» Page text:
━━━━━━━━

First, there can simply be ethnolinguistic differences. Gestures, like words, function as signs and symbols of deeper realities. Different words that point to the same reality are not contradictory. They merely require translation. One culture might see standing as respectful, while the other sees remaining seated as respectful. While it is impossible to do both at the same time, translation would enable the two cultures to see that respect was the goal of the differing gestures. This difference in expression for the same meaning is not fundamentally problematic for reverence. The next two reasons, however, are.

Second, there can ignorance over meaning. Children are often rude, not out of a desire to offend, but because of ignorance of the forms and conventions that characterise polite company. This ignorance often continues in adults and their sub-cultures, who grow older in total ignorance of the meaning of respect, reverence, and of the forms that express it. This ignorance does not constitute total innocence on their part, for the pursuit of knowledge, wisdom, and self-understanding is an obligation laid upon every thinking man.

Imagine, for a moment, a biker gang that greets one another with an obscene hand gesture. They understand the offensiveness of the gesture in biker sub-culture, and delight in the very coarseness of making an insult into a greeting. By some strange machination of pop culture and mass media, this greeting finds its way into mainstream life, and after a few years, polite adults are now using this hand gesture to greet one another. Question: are the polite adults guilty of disrespect and coarseness? The answer is that they are, and they do not realise it. Their ignorance of the meaning of the gesture does not change its meaning; it only makes them foolish for adopting what they do not understand. This is true of musical forms, poetic forms, word connotations, slang, dress, body piercings or markings, hair, tone of voice and many other media of meaning. Now, it may be true that after many decades of use, the gesture is so widespread that its original obscene meaning fades altogether (assuming there was nothing obviously and intrinsically obscene in it). At this point, the culpability for using what was originally rude is no longer present. Except where the meaning is intrinsic, meaning does change with time.

Disrespect is sometimes sourced in ignorance, and the nearer in time we are to the disrespectful form, the less excuse we have for not knowing its meaning.

Third, and similarly, expressions of reverence are missed because of desensitisation. That is, our consciences are malleable things, and what shocks and scandalises today can become quite tedious and accepted tomorrow. Exposure to and acceptance of irreverence eventually normalises it. Again, this does not change the rudeness of the form; it only changes the reception it receives. One simply cannot function in a state of perpetual shock, or remain permanently scandalised by irreverent dress, music, advertising and marketing all around us. “There is no fear of God in their eyes” is the warning Scripture gives us of the world, so we should not be surprised that the culture emerging from godlessness is irreverent, casual, flippant, cocky and outrageous. The difficulty is the ancient one of all believers: Christians must be in this irreverent world, but not of it. We have to continually return to acts of reverent worship in private and public if we are to escape the coarsening of our own consciences, with the inevitable cynicism and jadedness towards things of awe and wonder.

Where then can we go to find out if perhaps our own expressions of reverence have been polluted by coarse and rude forms from our own era? If we are immersed in it, then we speak with its accent, and cannot hear anything wrong with it. How would we know if we have been desensitised or become ignorant to meaning?

━━━━━━━━

» Listed entries:
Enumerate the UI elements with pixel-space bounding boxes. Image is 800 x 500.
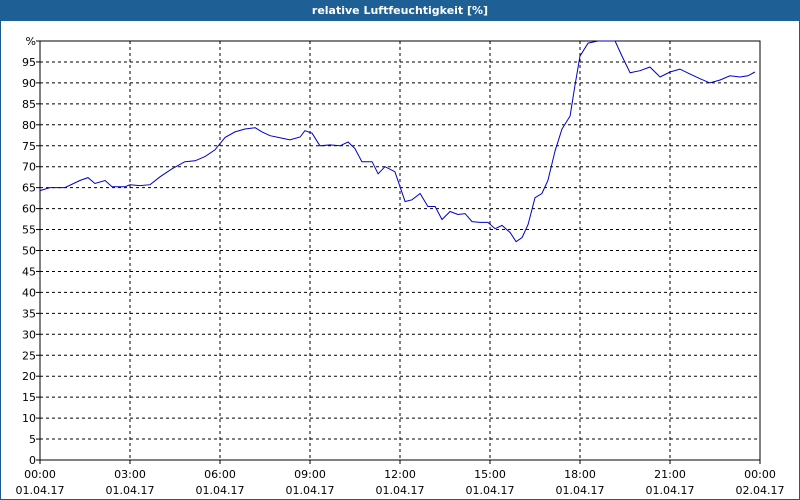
x-tick-label: 00:00 — [24, 468, 56, 481]
x-tick-date: 01.04.17 — [286, 484, 335, 497]
data-line — [39, 40, 756, 243]
x-tick-date: 02.04.17 — [736, 484, 785, 497]
y-tick-label: 25 — [22, 349, 36, 362]
x-tick-date: 01.04.17 — [466, 484, 515, 497]
x-tick-date: 01.04.17 — [196, 484, 245, 497]
x-tick-label: 21:00 — [654, 468, 686, 481]
y-tick-label: 65 — [22, 182, 36, 195]
y-tick-label: 0 — [29, 454, 36, 467]
y-tick-label: 10 — [22, 412, 36, 425]
y-tick-label: % — [26, 35, 36, 48]
x-tick-date: 01.04.17 — [556, 484, 605, 497]
plot-frame — [39, 40, 761, 461]
x-tick-label: 06:00 — [204, 468, 236, 481]
y-tick-label: 45 — [22, 265, 36, 278]
x-tick-label: 12:00 — [384, 468, 416, 481]
y-tick-label: 55 — [22, 224, 36, 237]
y-tick-label: 30 — [22, 328, 36, 341]
x-tick-date: 01.04.17 — [646, 484, 695, 497]
y-tick-label: 15 — [22, 391, 36, 404]
y-tick-label: 70 — [22, 161, 36, 174]
y-tick-label: 60 — [22, 203, 36, 216]
y-tick-label: 20 — [22, 370, 36, 383]
x-tick-label: 00:00 — [744, 468, 776, 481]
x-tick-label: 15:00 — [474, 468, 506, 481]
y-tick-label: 85 — [22, 98, 36, 111]
y-tick-label: 5 — [29, 433, 36, 446]
x-tick-date: 01.04.17 — [16, 484, 65, 497]
y-tick-label: 75 — [22, 140, 36, 153]
x-tick-date: 01.04.17 — [106, 484, 155, 497]
chart-title: relative Luftfeuchtigkeit [%] — [312, 4, 488, 17]
x-tick-label: 18:00 — [564, 468, 596, 481]
x-tick-label: 09:00 — [294, 468, 326, 481]
y-tick-label: 35 — [22, 307, 36, 320]
y-tick-label: 90 — [22, 77, 36, 90]
y-tick-label: 50 — [22, 245, 36, 258]
y-tick-label: 40 — [22, 286, 36, 299]
x-tick-date: 01.04.17 — [376, 484, 425, 497]
title-bar — [0, 0, 800, 21]
x-tick-label: 03:00 — [114, 468, 146, 481]
y-tick-label: 95 — [22, 56, 36, 69]
y-tick-label: 80 — [22, 119, 36, 132]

━━━━━━━━

» Challenge 1: According to the text on reverence, what does exposure to and acceptance of irreverence eventually do?
» Challenge 2: Rewrite the paragraph of the text on reverence that begins "Third, and similarly" as a shorter bulleted list that keeps its main facts.

» Problem solution 1: It eventually normalizes irreverence.

» Problem solution 2:
- Expressions of reverence are missed because of desensitization. Consciences are malleable, so what shocks today can become tedious and accepted tomorrow.
- Exposure to and acceptance of irreverence normalizes it. The form stays rude, and only its reception changes.
- No one can remain permanently shocked by the irreverent dress, music, advertising and marketing all around.
- Scripture warns that there is "no fear of God in their eyes," so a culture emerging from godlessness being irreverent, casual, flippant, cocky and outrageous should not surprise us.
- Christians must be in this irreverent world but not of it. They must continually return to reverent worship, in private and in public, to escape coarsened consciences and cynicism toward things of awe and wonder.